What is asked :: State how many lines include "Credit", giving the number by itself.

Record list ::
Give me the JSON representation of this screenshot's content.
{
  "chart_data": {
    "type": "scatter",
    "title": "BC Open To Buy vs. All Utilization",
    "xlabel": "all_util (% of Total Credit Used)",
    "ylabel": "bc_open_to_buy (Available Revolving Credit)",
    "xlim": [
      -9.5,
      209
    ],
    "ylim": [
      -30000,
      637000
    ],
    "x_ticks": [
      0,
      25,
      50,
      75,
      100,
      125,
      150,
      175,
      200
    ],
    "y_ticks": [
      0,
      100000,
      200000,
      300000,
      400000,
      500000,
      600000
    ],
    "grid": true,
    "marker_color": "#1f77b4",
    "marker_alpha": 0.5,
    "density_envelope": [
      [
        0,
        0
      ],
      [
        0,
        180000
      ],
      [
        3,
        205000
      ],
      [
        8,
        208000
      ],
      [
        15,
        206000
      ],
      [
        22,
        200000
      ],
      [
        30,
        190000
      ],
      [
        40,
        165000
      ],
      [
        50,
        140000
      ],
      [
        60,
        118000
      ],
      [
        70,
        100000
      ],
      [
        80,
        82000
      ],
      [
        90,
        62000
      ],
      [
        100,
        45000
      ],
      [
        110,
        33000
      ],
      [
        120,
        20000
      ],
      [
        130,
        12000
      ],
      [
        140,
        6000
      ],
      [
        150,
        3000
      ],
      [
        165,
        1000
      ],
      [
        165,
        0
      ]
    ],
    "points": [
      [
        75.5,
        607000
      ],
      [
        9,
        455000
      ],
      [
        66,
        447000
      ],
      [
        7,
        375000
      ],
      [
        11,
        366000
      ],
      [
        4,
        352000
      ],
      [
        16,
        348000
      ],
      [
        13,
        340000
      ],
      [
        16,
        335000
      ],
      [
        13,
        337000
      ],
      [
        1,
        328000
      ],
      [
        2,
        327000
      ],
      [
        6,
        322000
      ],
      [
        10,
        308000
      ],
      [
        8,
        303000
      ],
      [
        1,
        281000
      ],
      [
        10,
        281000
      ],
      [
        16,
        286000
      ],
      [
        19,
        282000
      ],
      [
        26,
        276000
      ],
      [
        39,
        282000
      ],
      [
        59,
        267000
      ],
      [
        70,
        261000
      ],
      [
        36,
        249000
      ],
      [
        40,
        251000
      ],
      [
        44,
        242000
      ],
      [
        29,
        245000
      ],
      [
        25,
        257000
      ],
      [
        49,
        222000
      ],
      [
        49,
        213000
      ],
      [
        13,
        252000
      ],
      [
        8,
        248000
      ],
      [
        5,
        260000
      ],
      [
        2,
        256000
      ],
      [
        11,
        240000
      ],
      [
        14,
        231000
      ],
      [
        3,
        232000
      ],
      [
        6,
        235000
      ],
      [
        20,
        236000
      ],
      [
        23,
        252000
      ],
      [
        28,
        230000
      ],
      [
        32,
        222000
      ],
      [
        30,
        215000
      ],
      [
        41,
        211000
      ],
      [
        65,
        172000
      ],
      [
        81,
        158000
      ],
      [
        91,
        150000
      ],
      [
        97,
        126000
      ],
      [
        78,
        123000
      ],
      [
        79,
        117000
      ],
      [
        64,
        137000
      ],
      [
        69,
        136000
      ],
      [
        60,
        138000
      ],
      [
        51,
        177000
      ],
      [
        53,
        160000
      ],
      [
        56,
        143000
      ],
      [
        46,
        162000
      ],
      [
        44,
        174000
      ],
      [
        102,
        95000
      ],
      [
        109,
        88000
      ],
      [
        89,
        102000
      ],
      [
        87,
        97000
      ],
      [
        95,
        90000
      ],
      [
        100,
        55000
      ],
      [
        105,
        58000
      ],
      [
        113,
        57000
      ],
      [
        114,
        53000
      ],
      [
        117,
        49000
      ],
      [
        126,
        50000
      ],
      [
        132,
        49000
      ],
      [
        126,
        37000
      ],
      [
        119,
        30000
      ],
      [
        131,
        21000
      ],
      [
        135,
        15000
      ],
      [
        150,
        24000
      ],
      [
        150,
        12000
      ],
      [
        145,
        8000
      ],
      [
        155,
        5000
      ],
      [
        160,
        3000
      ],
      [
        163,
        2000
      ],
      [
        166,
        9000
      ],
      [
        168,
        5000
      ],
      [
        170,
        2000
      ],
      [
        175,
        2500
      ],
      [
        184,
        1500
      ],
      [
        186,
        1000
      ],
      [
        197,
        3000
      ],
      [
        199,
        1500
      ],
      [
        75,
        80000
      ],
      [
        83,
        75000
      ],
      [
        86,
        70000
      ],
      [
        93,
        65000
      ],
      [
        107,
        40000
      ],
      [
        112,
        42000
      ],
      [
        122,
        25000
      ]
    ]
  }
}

Answer for the task :: 2